**Document text:**

####

Personal information
- Full name: Tsoi Ka Wai, Edmond
- Nationality: Chinese (Hong Kong)
- Born: 30 April 1997 (age 29) Hong Kong
- Height: 5 ft 8.5 in (1.74 m)

Sport
- Sport: Table tennis
- Playing style: Shakehand

= Tsoi Ka Wai =

Hong Kong table tennis player

Tsoi Ka Wai (蔡家瑋; born 30 April 1997) is a Hong Kong table tennis athlete who competed in the 2012 International Table Tennis Federation Mexico Junior & Cadet Open.

Along with Hung Ka Tak (Hong Kong Youth Olympian), Tsoi won the title of World Championship and Team World 1st runner-up. He also competed in 2010, 2011 and 2012 ITTF Nikon Hong Kong Junior and Cadet Open. He was a bronze medalist in men's doubles at the Hong Kong Cadet Open in the U15 age group.

== 2012 ITTF Mexico World Cadet Open ==
At age 15, Tsoi won his first world title by winning the 2012 ITTF World Cadet Open held in Mexico with Hung Ka Tak.

Tsoi and Hung were the silver medalists for Team event, in which they first beat Brazil Team B (3-0) and Brazil Team A (3-1), but lost to Argentina Team A in the finals (2-3).

####

**Task goal:**
Set down the stretch of the Tsoi Ka Wai article from "Tsoi Ka Wai (蔡家瑋;" through "Hung Ka Tak.", word for word.

[Items from a dataset]
####

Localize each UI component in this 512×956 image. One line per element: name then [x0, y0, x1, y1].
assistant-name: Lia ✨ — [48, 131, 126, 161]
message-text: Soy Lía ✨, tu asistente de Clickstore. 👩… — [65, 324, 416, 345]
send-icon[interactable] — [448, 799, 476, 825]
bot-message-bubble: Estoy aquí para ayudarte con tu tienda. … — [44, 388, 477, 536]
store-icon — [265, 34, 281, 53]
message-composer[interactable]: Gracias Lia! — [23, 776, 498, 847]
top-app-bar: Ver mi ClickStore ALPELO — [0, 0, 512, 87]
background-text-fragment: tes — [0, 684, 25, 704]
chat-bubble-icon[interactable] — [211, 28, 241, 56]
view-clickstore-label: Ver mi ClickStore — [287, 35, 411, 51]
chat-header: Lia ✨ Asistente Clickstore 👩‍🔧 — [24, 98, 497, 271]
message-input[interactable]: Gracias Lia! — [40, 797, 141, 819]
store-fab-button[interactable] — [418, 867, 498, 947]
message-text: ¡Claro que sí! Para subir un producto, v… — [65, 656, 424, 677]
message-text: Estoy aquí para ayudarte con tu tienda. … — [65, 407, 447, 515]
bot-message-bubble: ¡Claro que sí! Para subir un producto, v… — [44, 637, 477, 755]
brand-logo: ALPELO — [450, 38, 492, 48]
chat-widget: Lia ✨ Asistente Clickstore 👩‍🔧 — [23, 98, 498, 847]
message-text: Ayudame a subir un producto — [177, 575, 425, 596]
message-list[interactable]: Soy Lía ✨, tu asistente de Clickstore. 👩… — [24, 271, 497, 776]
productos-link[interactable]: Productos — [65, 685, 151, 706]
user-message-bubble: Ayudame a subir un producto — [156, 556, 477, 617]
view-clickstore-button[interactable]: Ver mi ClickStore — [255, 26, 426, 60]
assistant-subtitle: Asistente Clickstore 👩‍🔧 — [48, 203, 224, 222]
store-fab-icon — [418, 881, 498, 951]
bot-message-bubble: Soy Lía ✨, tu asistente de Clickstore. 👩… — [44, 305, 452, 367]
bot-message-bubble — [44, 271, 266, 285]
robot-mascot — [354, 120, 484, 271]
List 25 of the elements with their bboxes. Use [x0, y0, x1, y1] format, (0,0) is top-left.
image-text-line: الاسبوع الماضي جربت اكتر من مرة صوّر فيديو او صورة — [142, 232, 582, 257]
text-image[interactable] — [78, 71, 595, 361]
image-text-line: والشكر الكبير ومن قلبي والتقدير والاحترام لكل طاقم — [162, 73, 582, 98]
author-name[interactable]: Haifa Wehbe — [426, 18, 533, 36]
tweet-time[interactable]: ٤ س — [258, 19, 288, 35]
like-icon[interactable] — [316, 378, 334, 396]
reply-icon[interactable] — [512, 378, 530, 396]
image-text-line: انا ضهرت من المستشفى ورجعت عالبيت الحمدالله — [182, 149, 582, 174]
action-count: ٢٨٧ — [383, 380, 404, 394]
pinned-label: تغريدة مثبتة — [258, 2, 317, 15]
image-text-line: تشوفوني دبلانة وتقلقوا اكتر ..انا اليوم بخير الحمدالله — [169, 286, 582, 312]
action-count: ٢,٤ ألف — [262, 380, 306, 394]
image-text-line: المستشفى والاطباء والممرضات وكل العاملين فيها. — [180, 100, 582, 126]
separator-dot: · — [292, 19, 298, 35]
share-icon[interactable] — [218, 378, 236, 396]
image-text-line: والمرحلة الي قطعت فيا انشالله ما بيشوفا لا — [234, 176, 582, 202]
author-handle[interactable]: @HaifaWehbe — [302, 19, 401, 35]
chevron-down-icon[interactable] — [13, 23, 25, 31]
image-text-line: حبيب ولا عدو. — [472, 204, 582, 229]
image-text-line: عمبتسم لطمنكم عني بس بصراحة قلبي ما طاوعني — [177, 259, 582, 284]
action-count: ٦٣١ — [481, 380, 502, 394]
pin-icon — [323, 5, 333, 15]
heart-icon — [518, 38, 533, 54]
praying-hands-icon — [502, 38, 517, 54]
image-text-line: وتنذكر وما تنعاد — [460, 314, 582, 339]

####

**Problem solution:**
Tsoi Ka Wai (蔡家瑋; born 30 April 1997) is a Hong Kong table tennis athlete who competed in the 2012 International Table Tennis Federation Mexico Junior & Cadet Open.

Along with Hung Ka Tak (Hong Kong Youth Olympian), Tsoi won the title of World Championship and Team World 1st runner-up. He also competed in 2010, 2011 and 2012 ITTF Nikon Hong Kong Junior and Cadet Open. He was a bronze medalist in men's doubles at the Hong Kong Cadet Open in the U15 age group.

== 2012 ITTF Mexico World Cadet Open ==
At age 15, Tsoi won his first world title by winning the 2012 ITTF World Cadet Open held in Mexico with Hung Ka Tak.